start Records for the exercise

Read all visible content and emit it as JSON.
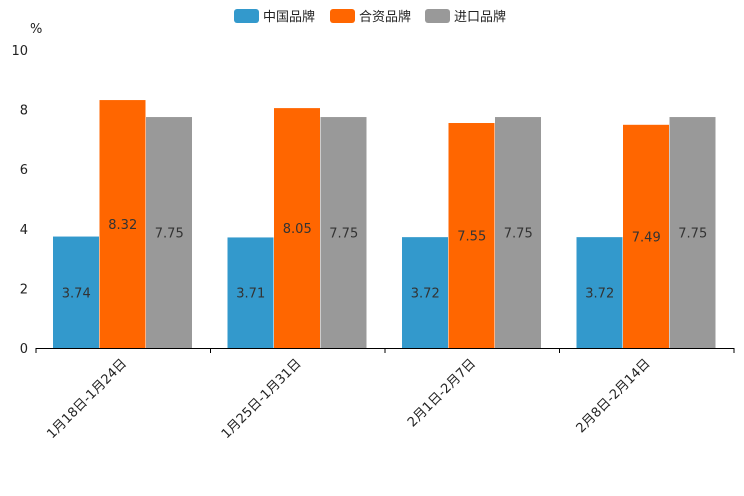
{
  "chart_data": {
    "type": "bar",
    "ylabel": "%",
    "ylim": [
      0,
      10
    ],
    "yticks": [
      0,
      2,
      4,
      6,
      8,
      10
    ],
    "categories": [
      "1月18日-1月24日",
      "1月25日-1月31日",
      "2月1日-2月7日",
      "2月8日-2月14日"
    ],
    "series": [
      {
        "name": "中国品牌",
        "color": "#3399cc",
        "values": [
          3.74,
          3.71,
          3.72,
          3.72
        ]
      },
      {
        "name": "合资品牌",
        "color": "#ff6600",
        "values": [
          8.32,
          8.05,
          7.55,
          7.49
        ]
      },
      {
        "name": "进口品牌",
        "color": "#999999",
        "values": [
          7.75,
          7.75,
          7.75,
          7.75
        ]
      }
    ],
    "legend": "top-center",
    "grid": false
  }
}
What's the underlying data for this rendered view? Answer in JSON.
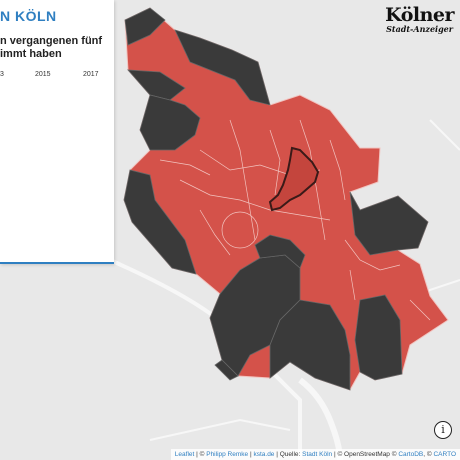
{
  "panel": {
    "title": "N KÖLN",
    "subtitle_line1": "n vergangenen fünf",
    "subtitle_line2": "immt haben",
    "years": [
      "3",
      "2015",
      "2017"
    ]
  },
  "logo": {
    "main": "Kölner",
    "sub": "Stadt-Anzeiger"
  },
  "info_button": {
    "label": "i"
  },
  "attribution": {
    "leaflet": "Leaflet",
    "sep1": " | © ",
    "author": "Philipp Remke",
    "sep2": " | ",
    "ksta": "ksta.de",
    "sep3": " | Quelle: ",
    "source": "Stadt Köln",
    "sep4": " | © OpenStreetMap © ",
    "cartodb": "CartoDB",
    "sep5": ", © ",
    "carto": "CARTO"
  },
  "colors": {
    "red_district": "#d4524a",
    "dark_district": "#3a3a3a",
    "border": "#f4d0cc",
    "river": "#f4f4f4",
    "background": "#e8e8e8",
    "accent": "#2f7fc1"
  }
}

end Records for the exercise

Leave images out of the retyped records; keep all else exact.

Read all visible content and emit it as JSON.
{
  "chart_data": {
    "type": "bar",
    "ylabel": "%",
    "ylim": [
      0,
      10
    ],
    "yticks": [
      0,
      2,
      4,
      6,
      8,
      10
    ],
    "categories": [
      "1月18日-1月24日",
      "1月25日-1月31日",
      "2月1日-2月7日",
      "2月8日-2月14日"
    ],
    "series": [
      {
        "name": "中国品牌",
        "color": "#3399cc",
        "values": [
          3.74,
          3.71,
          3.72,
          3.72
        ]
      },
      {
        "name": "合资品牌",
        "color": "#ff6600",
        "values": [
          8.32,
          8.05,
          7.55,
          7.49
        ]
      },
      {
        "name": "进口品牌",
        "color": "#999999",
        "values": [
          7.75,
          7.75,
          7.75,
          7.75
        ]
      }
    ],
    "legend": "top-center",
    "grid": false
  }
}
What's the underlying data for this rendered view? Answer in JSON.
{
  "panel": {
    "title": "N KÖLN",
    "subtitle_line1": "n vergangenen fünf",
    "subtitle_line2": "immt haben",
    "years": [
      "3",
      "2015",
      "2017"
    ]
  },
  "logo": {
    "main": "Kölner",
    "sub": "Stadt-Anzeiger"
  },
  "info_button": {
    "label": "i"
  },
  "attribution": {
    "leaflet": "Leaflet",
    "sep1": " | © ",
    "author": "Philipp Remke",
    "sep2": " | ",
    "ksta": "ksta.de",
    "sep3": " | Quelle: ",
    "source": "Stadt Köln",
    "sep4": " | © OpenStreetMap © ",
    "cartodb": "CartoDB",
    "sep5": ", © ",
    "carto": "CARTO"
  },
  "colors": {
    "red_district": "#d4524a",
    "dark_district": "#3a3a3a",
    "border": "#f4d0cc",
    "river": "#f4f4f4",
    "background": "#e8e8e8",
    "accent": "#2f7fc1"
  }
}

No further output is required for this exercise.